>> start

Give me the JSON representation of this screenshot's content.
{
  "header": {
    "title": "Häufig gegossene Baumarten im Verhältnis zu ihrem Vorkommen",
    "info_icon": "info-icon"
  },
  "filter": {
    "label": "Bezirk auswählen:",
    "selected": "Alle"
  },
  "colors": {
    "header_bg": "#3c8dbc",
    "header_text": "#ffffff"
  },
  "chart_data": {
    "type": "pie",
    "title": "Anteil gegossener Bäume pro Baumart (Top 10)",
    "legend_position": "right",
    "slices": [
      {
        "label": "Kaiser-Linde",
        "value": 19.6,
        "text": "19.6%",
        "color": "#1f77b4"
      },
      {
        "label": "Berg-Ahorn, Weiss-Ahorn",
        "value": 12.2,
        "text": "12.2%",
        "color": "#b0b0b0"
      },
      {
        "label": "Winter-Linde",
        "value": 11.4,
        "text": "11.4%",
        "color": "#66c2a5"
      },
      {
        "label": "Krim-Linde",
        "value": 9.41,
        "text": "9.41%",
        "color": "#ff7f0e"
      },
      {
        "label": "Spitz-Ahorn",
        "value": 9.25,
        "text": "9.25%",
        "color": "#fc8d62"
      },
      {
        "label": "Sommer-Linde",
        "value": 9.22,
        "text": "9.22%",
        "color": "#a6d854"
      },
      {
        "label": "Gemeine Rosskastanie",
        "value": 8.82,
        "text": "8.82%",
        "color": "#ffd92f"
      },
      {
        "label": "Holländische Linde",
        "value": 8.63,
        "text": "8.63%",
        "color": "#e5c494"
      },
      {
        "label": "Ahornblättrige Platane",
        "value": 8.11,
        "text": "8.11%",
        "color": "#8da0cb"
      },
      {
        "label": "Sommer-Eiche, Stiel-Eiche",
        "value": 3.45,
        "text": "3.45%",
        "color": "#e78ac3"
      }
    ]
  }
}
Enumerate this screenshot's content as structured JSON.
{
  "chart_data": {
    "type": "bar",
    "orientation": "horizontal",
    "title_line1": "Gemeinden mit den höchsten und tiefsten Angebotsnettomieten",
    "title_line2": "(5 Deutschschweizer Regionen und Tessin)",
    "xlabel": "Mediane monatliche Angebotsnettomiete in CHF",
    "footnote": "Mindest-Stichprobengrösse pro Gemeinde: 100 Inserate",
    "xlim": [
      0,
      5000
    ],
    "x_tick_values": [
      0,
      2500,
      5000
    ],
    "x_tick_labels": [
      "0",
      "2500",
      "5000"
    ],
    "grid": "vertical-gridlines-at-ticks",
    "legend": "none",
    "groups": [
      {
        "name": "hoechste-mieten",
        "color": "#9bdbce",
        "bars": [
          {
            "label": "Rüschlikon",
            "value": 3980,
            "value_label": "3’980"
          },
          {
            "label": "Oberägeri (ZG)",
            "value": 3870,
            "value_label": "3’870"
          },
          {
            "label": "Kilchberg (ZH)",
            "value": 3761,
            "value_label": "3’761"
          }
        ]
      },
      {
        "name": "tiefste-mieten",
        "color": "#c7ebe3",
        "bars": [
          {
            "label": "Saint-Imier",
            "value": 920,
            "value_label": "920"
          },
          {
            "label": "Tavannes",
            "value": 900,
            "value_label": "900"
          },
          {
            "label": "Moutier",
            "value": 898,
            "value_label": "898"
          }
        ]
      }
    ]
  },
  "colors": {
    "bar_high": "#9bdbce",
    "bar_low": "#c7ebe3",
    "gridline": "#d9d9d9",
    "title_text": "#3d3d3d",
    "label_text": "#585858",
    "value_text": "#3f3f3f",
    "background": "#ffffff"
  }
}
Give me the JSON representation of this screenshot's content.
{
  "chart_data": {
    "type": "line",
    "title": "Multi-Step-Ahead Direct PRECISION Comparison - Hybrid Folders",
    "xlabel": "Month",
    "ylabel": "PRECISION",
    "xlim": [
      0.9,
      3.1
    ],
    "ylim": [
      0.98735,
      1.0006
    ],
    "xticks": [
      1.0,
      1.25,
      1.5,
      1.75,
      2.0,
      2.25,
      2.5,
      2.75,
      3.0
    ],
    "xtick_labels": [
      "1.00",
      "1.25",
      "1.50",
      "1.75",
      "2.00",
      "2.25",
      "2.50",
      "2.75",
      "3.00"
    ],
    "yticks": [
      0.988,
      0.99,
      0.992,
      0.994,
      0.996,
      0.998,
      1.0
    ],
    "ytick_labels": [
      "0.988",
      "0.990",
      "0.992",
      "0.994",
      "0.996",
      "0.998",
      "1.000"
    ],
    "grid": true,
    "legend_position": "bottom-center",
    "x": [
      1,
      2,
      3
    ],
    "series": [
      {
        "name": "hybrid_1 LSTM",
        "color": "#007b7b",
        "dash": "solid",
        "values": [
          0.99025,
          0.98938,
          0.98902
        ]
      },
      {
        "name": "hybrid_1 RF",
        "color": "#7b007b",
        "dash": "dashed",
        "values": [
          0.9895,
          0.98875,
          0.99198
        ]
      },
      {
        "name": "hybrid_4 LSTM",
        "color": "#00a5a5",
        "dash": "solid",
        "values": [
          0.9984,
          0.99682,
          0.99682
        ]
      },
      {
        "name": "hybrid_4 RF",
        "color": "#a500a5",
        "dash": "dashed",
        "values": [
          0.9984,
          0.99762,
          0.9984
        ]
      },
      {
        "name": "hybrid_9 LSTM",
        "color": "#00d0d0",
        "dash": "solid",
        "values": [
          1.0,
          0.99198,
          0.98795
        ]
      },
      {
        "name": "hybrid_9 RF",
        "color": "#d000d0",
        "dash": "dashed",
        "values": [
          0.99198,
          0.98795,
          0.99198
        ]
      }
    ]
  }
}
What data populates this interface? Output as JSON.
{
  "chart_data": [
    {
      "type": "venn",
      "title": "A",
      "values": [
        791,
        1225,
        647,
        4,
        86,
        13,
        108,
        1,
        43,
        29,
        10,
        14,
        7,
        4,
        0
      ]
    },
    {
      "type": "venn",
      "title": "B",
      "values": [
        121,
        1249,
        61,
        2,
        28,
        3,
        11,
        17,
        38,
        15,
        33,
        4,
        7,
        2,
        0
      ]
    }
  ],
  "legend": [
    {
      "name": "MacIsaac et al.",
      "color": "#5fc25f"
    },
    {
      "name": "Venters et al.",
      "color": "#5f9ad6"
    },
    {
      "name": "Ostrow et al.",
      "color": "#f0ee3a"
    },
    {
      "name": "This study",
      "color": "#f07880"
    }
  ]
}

>> end

**Goal**
Print all of the entries again, exactly as written.

**Solution**
Give me the JSON representation of this screenshot's content.
{
  "header": {
    "title": "Häufig gegossene Baumarten im Verhältnis zu ihrem Vorkommen",
    "info_icon": "info-icon"
  },
  "filter": {
    "label": "Bezirk auswählen:",
    "selected": "Alle"
  },
  "colors": {
    "header_bg": "#3c8dbc",
    "header_text": "#ffffff"
  },
  "chart_data": {
    "type": "pie",
    "title": "Anteil gegossener Bäume pro Baumart (Top 10)",
    "legend_position": "right",
    "slices": [
      {
        "label": "Kaiser-Linde",
        "value": 19.6,
        "text": "19.6%",
        "color": "#1f77b4"
      },
      {
        "label": "Berg-Ahorn, Weiss-Ahorn",
        "value": 12.2,
        "text": "12.2%",
        "color": "#b0b0b0"
      },
      {
        "label": "Winter-Linde",
        "value": 11.4,
        "text": "11.4%",
        "color": "#66c2a5"
      },
      {
        "label": "Krim-Linde",
        "value": 9.41,
        "text": "9.41%",
        "color": "#ff7f0e"
      },
      {
        "label": "Spitz-Ahorn",
        "value": 9.25,
        "text": "9.25%",
        "color": "#fc8d62"
      },
      {
        "label": "Sommer-Linde",
        "value": 9.22,
        "text": "9.22%",
        "color": "#a6d854"
      },
      {
        "label": "Gemeine Rosskastanie",
        "value": 8.82,
        "text": "8.82%",
        "color": "#ffd92f"
      },
      {
        "label": "Holländische Linde",
        "value": 8.63,
        "text": "8.63%",
        "color": "#e5c494"
      },
      {
        "label": "Ahornblättrige Platane",
        "value": 8.11,
        "text": "8.11%",
        "color": "#8da0cb"
      },
      {
        "label": "Sommer-Eiche, Stiel-Eiche",
        "value": 3.45,
        "text": "3.45%",
        "color": "#e78ac3"
      }
    ]
  }
}
Enumerate this screenshot's content as structured JSON.
{
  "chart_data": {
    "type": "bar",
    "orientation": "horizontal",
    "title_line1": "Gemeinden mit den höchsten und tiefsten Angebotsnettomieten",
    "title_line2": "(5 Deutschschweizer Regionen und Tessin)",
    "xlabel": "Mediane monatliche Angebotsnettomiete in CHF",
    "footnote": "Mindest-Stichprobengrösse pro Gemeinde: 100 Inserate",
    "xlim": [
      0,
      5000
    ],
    "x_tick_values": [
      0,
      2500,
      5000
    ],
    "x_tick_labels": [
      "0",
      "2500",
      "5000"
    ],
    "grid": "vertical-gridlines-at-ticks",
    "legend": "none",
    "groups": [
      {
        "name": "hoechste-mieten",
        "color": "#9bdbce",
        "bars": [
          {
            "label": "Rüschlikon",
            "value": 3980,
            "value_label": "3’980"
          },
          {
            "label": "Oberägeri (ZG)",
            "value": 3870,
            "value_label": "3’870"
          },
          {
            "label": "Kilchberg (ZH)",
            "value": 3761,
            "value_label": "3’761"
          }
        ]
      },
      {
        "name": "tiefste-mieten",
        "color": "#c7ebe3",
        "bars": [
          {
            "label": "Saint-Imier",
            "value": 920,
            "value_label": "920"
          },
          {
            "label": "Tavannes",
            "value": 900,
            "value_label": "900"
          },
          {
            "label": "Moutier",
            "value": 898,
            "value_label": "898"
          }
        ]
      }
    ]
  },
  "colors": {
    "bar_high": "#9bdbce",
    "bar_low": "#c7ebe3",
    "gridline": "#d9d9d9",
    "title_text": "#3d3d3d",
    "label_text": "#585858",
    "value_text": "#3f3f3f",
    "background": "#ffffff"
  }
}
Give me the JSON representation of this screenshot's content.
{
  "chart_data": {
    "type": "line",
    "title": "Multi-Step-Ahead Direct PRECISION Comparison - Hybrid Folders",
    "xlabel": "Month",
    "ylabel": "PRECISION",
    "xlim": [
      0.9,
      3.1
    ],
    "ylim": [
      0.98735,
      1.0006
    ],
    "xticks": [
      1.0,
      1.25,
      1.5,
      1.75,
      2.0,
      2.25,
      2.5,
      2.75,
      3.0
    ],
    "xtick_labels": [
      "1.00",
      "1.25",
      "1.50",
      "1.75",
      "2.00",
      "2.25",
      "2.50",
      "2.75",
      "3.00"
    ],
    "yticks": [
      0.988,
      0.99,
      0.992,
      0.994,
      0.996,
      0.998,
      1.0
    ],
    "ytick_labels": [
      "0.988",
      "0.990",
      "0.992",
      "0.994",
      "0.996",
      "0.998",
      "1.000"
    ],
    "grid": true,
    "legend_position": "bottom-center",
    "x": [
      1,
      2,
      3
    ],
    "series": [
      {
        "name": "hybrid_1 LSTM",
        "color": "#007b7b",
        "dash": "solid",
        "values": [
          0.99025,
          0.98938,
          0.98902
        ]
      },
      {
        "name": "hybrid_1 RF",
        "color": "#7b007b",
        "dash": "dashed",
        "values": [
          0.9895,
          0.98875,
          0.99198
        ]
      },
      {
        "name": "hybrid_4 LSTM",
        "color": "#00a5a5",
        "dash": "solid",
        "values": [
          0.9984,
          0.99682,
          0.99682
        ]
      },
      {
        "name": "hybrid_4 RF",
        "color": "#a500a5",
        "dash": "dashed",
        "values": [
          0.9984,
          0.99762,
          0.9984
        ]
      },
      {
        "name": "hybrid_9 LSTM",
        "color": "#00d0d0",
        "dash": "solid",
        "values": [
          1.0,
          0.99198,
          0.98795
        ]
      },
      {
        "name": "hybrid_9 RF",
        "color": "#d000d0",
        "dash": "dashed",
        "values": [
          0.99198,
          0.98795,
          0.99198
        ]
      }
    ]
  }
}
What data populates this interface? Output as JSON.
{
  "chart_data": [
    {
      "type": "venn",
      "title": "A",
      "values": [
        791,
        1225,
        647,
        4,
        86,
        13,
        108,
        1,
        43,
        29,
        10,
        14,
        7,
        4,
        0
      ]
    },
    {
      "type": "venn",
      "title": "B",
      "values": [
        121,
        1249,
        61,
        2,
        28,
        3,
        11,
        17,
        38,
        15,
        33,
        4,
        7,
        2,
        0
      ]
    }
  ],
  "legend": [
    {
      "name": "MacIsaac et al.",
      "color": "#5fc25f"
    },
    {
      "name": "Venters et al.",
      "color": "#5f9ad6"
    },
    {
      "name": "Ostrow et al.",
      "color": "#f0ee3a"
    },
    {
      "name": "This study",
      "color": "#f07880"
    }
  ]
}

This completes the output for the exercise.